──────── SUPPLIED RECORDS

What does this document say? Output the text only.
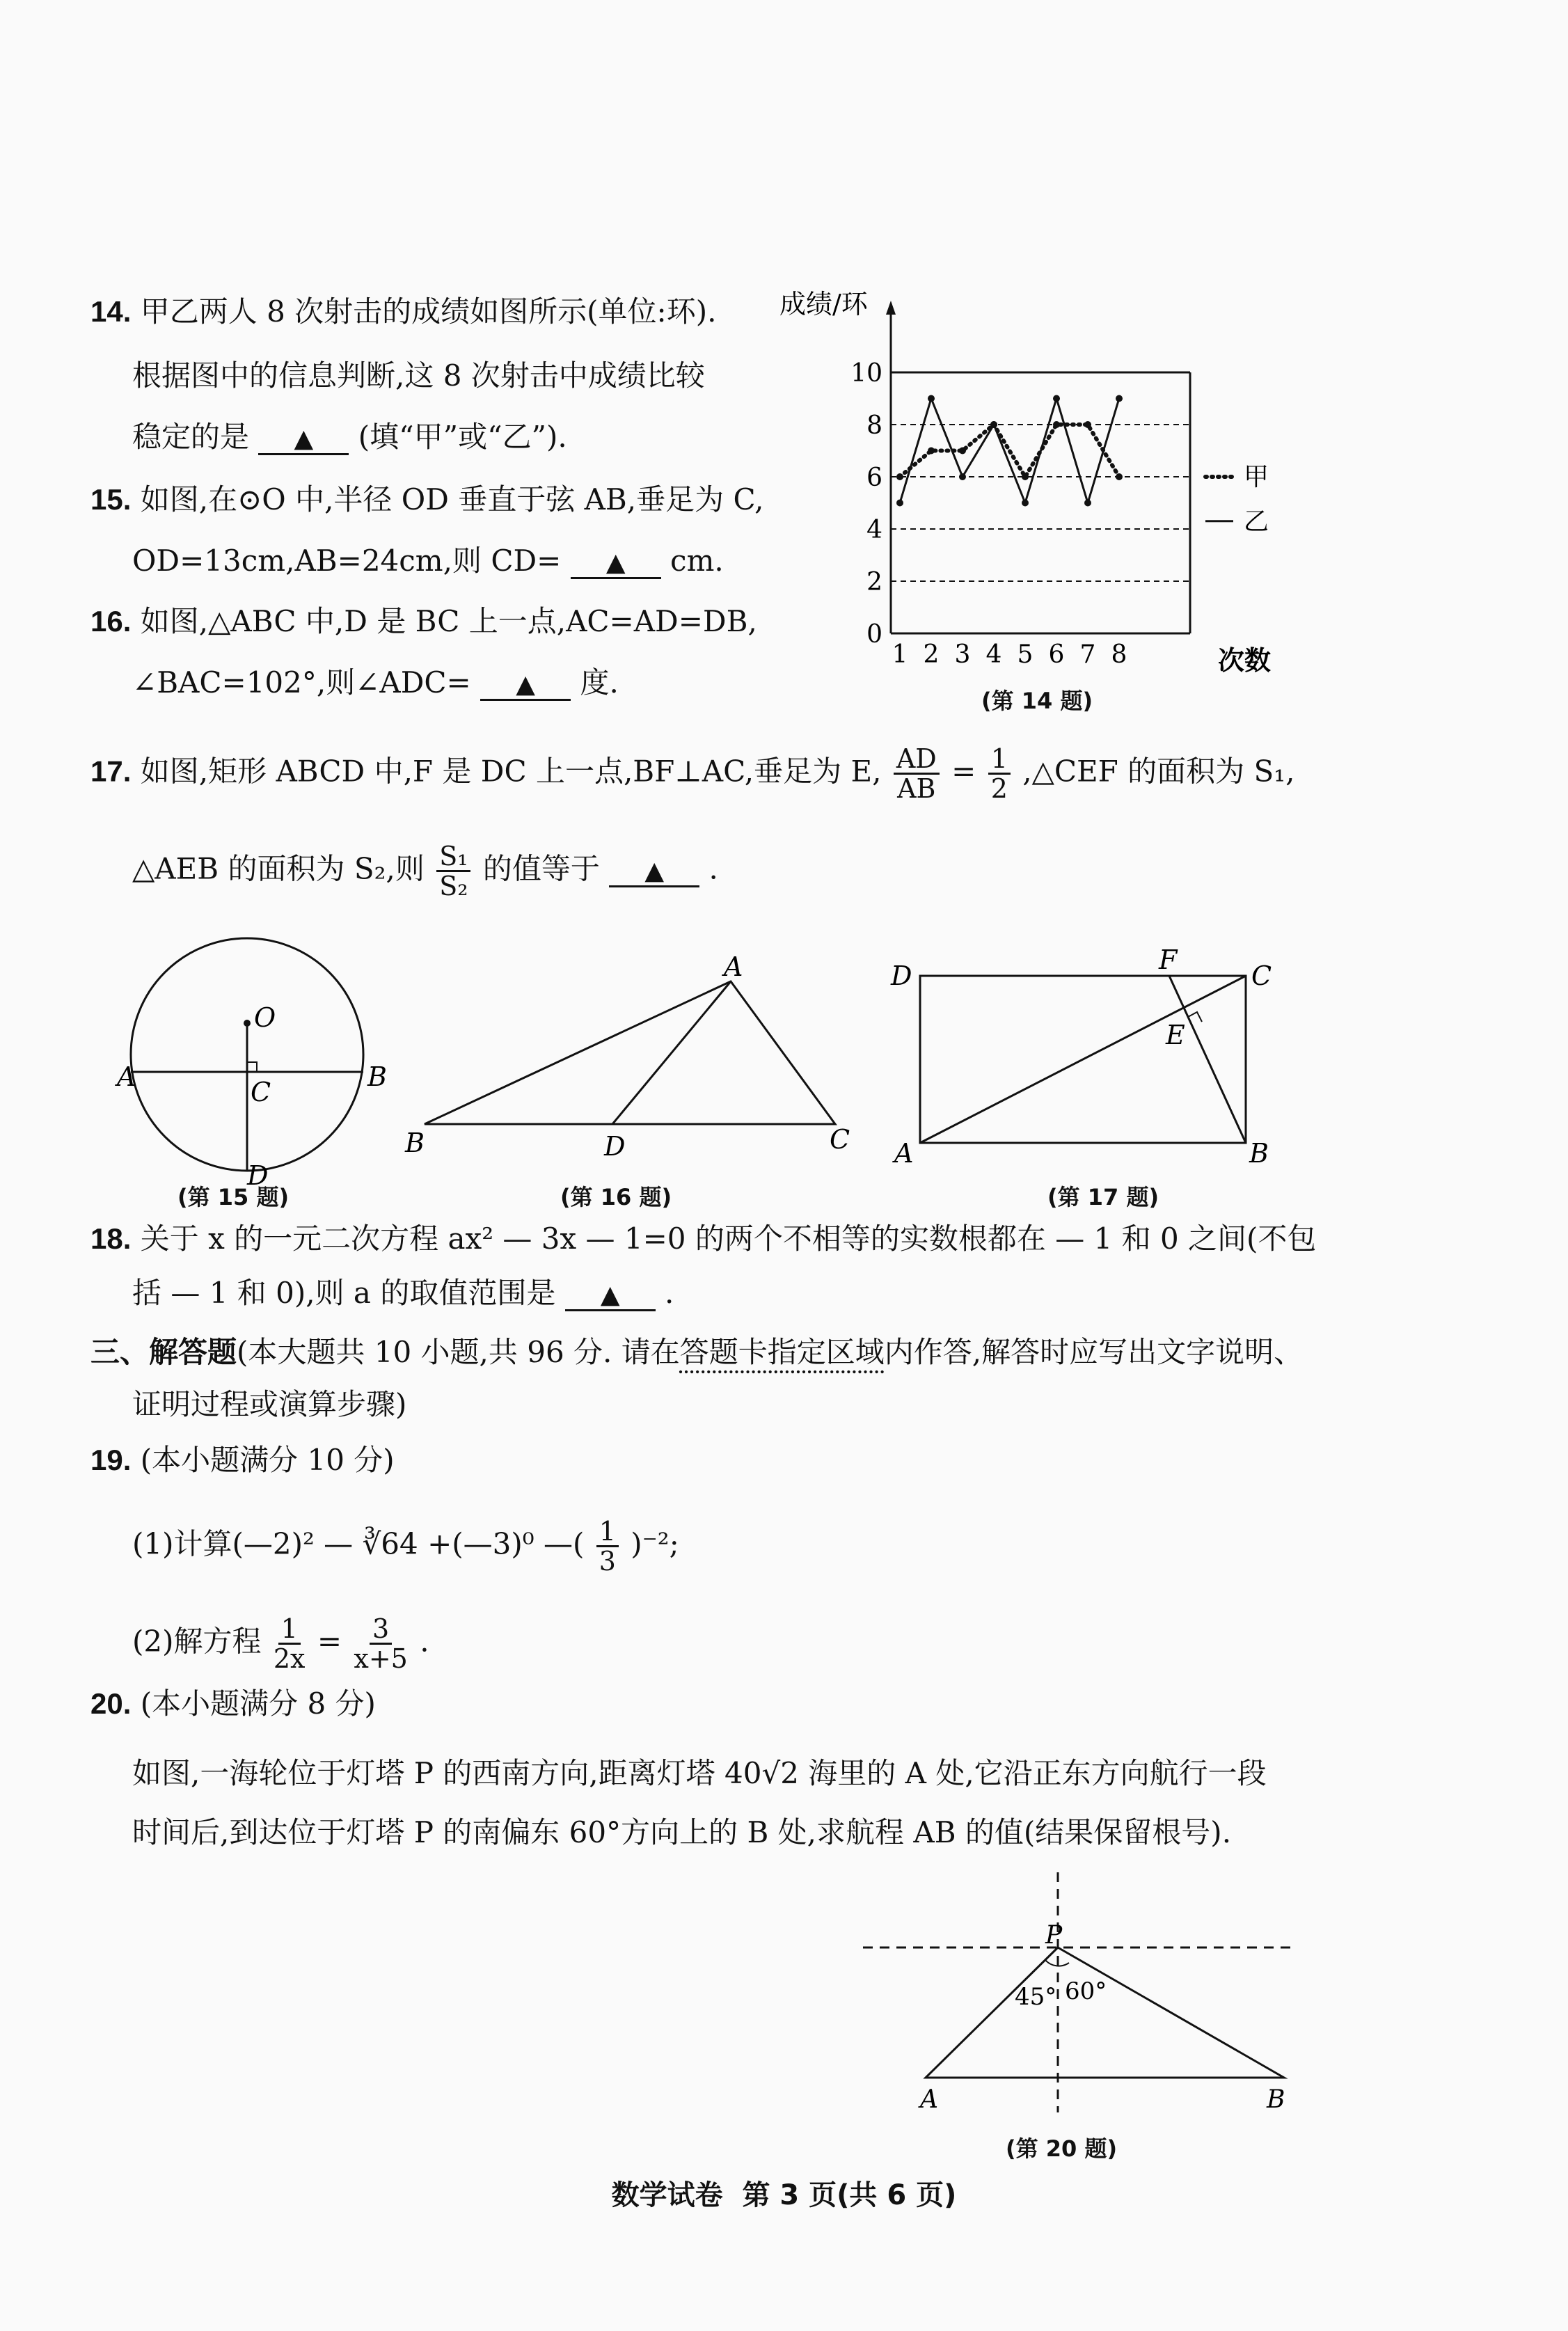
14. 甲乙两人 8 次射击的成绩如图所示(单位:环).
根据图中的信息判断,这 8 次射击中成绩比较
稳定的是 ▲ (填“甲”或“乙”).
0
2
4
6
8
10
1 2 3 4 5 6 7 8
成绩/环
次数
甲
乙
(第 14 题)
15. 如图,在⊙O 中,半径 OD 垂直于弦 AB,垂足为 C,
OD=13cm,AB=24cm,则 CD= ▲ cm.
16. 如图,△ABC 中,D 是 BC 上一点,AC=AD=DB,
∠BAC=102°,则∠ADC= ▲ 度.
17. 如图,矩形 ABCD 中,F 是 DC 上一点,BF⊥AC,垂足为 E, $\frac{AD}{AB} = \frac{1}{2}$ ,△CEF 的面积为 S₁,
△AEB 的面积为 S₂,则 $\frac{\text{S₁}}{\text{S₂}}$ 的值等于 ▲ .
O
A	B
C
D
(第 15 题)
A
B	D	C
(第 16 题)
D
F
C
E
A	B
(第 17 题)
18. 关于 x 的一元二次方程 ax² — 3x — 1=0 的两个不相等的实数根都在 — 1 和 0 之间(不包
括 — 1 和 0),则 a 的取值范围是 ▲ .
三、解答题(本大题共 10 小题,共 96 分. 请在答题卡指定区域内作答,解答时应写出文字说明、
证明过程或演算步骤)
19. (本小题满分 10 分)
(1)计算(—2)² — ∛64 +(—3)⁰ —( $\frac{1}{3} )^{-2}$;
(2)解方程 $\frac{1}{2x} = \frac{3}{x+5}$ .
20. (本小题满分 8 分)
如图,一海轮位于灯塔 P 的西南方向,距离灯塔 40√2 海里的 A 处,它沿正东方向航行一段
时间后,到达位于灯塔 P 的南偏东 60°方向上的 B 处,求航程 AB 的值(结果保留根号).
P
45° 60°
A	B
(第 20 题)
数学试卷  第 3 页(共 6 页)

────────────────

◆ **TASK DETAILS**
Your task is to gather all lines from the entries above that hold the word "frac".

◆ **COMPLETE RESPONSE**
17. 如图,矩形 ABCD 中,F 是 DC 上一点,BF⊥AC,垂足为 E, $\frac{AD}{AB} = \frac{1}{2}$ ,△CEF 的面积为 S₁,
△AEB 的面积为 S₂,则 $\frac{\text{S₁}}{\text{S₂}}$ 的值等于 ▲ .
(1)计算(—2)² — ∛64 +(—3)⁰ —( $\frac{1}{3} )^{-2}$;
(2)解方程 $\frac{1}{2x} = \frac{3}{x+5}$ .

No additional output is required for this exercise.